» **Task description**
Reproduce all of the material word for word.

» **Available records**
BEGIN

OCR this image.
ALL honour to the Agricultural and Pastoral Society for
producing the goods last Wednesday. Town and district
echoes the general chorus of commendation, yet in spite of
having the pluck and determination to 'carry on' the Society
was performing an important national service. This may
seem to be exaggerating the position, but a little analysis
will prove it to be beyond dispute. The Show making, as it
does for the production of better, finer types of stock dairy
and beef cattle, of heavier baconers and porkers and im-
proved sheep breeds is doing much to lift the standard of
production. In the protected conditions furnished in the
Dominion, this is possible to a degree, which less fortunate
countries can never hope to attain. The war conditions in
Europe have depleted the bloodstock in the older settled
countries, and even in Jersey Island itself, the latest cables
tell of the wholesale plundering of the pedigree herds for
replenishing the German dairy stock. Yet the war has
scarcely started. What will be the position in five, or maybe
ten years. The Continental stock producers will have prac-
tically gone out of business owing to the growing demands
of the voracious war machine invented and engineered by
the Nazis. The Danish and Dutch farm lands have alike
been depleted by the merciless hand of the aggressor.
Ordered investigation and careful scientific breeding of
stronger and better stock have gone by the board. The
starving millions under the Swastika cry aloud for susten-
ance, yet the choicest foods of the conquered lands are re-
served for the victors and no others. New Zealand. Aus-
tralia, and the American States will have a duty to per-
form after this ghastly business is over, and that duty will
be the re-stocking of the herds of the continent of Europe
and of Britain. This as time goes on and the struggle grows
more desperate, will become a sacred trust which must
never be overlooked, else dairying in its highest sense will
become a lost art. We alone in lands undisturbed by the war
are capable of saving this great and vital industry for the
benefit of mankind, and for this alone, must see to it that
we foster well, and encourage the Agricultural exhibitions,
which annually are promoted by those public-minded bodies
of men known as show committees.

END

» **Right answer**
OCR this image.
ALL honour to the Agricultural and Pastoral Society for
producing the goods last Wednesday. Town and district
echoes the general chorus of commendation, yet in spite of
having the pluck and determination to 'carry on' the Society
was performing an important national service. This may
seem to be exaggerating the position, but a little analysis
will prove it to be beyond dispute. The Show making, as it
does for the production of better, finer types of stock dairy
and beef cattle, of heavier baconers and porkers and im-
proved sheep breeds is doing much to lift the standard of
production. In the protected conditions furnished in the
Dominion, this is possible to a degree, which less fortunate
countries can never hope to attain. The war conditions in
Europe have depleted the bloodstock in the older settled
countries, and even in Jersey Island itself, the latest cables
tell of the wholesale plundering of the pedigree herds for
replenishing the German dairy stock. Yet the war has
scarcely started. What will be the position in five, or maybe
ten years. The Continental stock producers will have prac-
tically gone out of business owing to the growing demands
of the voracious war machine invented and engineered by
the Nazis. The Danish and Dutch farm lands have alike
been depleted by the merciless hand of the aggressor.
Ordered investigation and careful scientific breeding of
stronger and better stock have gone by the board. The
starving millions under the Swastika cry aloud for susten-
ance, yet the choicest foods of the conquered lands are re-
served for the victors and no others. New Zealand. Aus-
tralia, and the American States will have a duty to per-
form after this ghastly business is over, and that duty will
be the re-stocking of the herds of the continent of Europe
and of Britain. This as time goes on and the struggle grows
more desperate, will become a sacred trust which must
never be overlooked, else dairying in its highest sense will
become a lost art. We alone in lands undisturbed by the war
are capable of saving this great and vital industry for the
benefit of mankind, and for this alone, must see to it that
we foster well, and encourage the Agricultural exhibitions,
which annually are promoted by those public-minded bodies
of men known as show committees.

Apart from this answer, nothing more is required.